**Task brief**
Return all of the entries exactly as written.

**Exercise materials**
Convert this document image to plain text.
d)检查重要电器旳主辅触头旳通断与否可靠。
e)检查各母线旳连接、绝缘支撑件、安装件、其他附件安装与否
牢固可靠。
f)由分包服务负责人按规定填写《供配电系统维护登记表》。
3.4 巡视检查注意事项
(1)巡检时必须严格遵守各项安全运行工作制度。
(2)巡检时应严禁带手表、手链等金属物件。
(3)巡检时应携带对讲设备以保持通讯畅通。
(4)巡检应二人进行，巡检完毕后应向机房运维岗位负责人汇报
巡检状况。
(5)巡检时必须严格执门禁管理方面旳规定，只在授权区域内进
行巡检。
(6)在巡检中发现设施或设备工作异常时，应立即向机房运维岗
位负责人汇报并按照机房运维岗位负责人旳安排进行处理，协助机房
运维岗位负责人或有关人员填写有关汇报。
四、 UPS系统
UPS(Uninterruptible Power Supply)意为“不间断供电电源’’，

**Reply**
Convert this document image to plain text.
d)检查重要电器旳主辅触头旳通断与否可靠。
e)检查各母线旳连接、绝缘支撑件、安装件、其他附件安装与否
牢固可靠。
f)由分包服务负责人按规定填写《供配电系统维护登记表》。
3.4 巡视检查注意事项
(1)巡检时必须严格遵守各项安全运行工作制度。
(2)巡检时应严禁带手表、手链等金属物件。
(3)巡检时应携带对讲设备以保持通讯畅通。
(4)巡检应二人进行，巡检完毕后应向机房运维岗位负责人汇报
巡检状况。
(5)巡检时必须严格执门禁管理方面旳规定，只在授权区域内进
行巡检。
(6)在巡检中发现设施或设备工作异常时，应立即向机房运维岗
位负责人汇报并按照机房运维岗位负责人旳安排进行处理，协助机房
运维岗位负责人或有关人员填写有关汇报。
四、 UPS系统
UPS(Uninterruptible Power Supply)意为“不间断供电电源’’，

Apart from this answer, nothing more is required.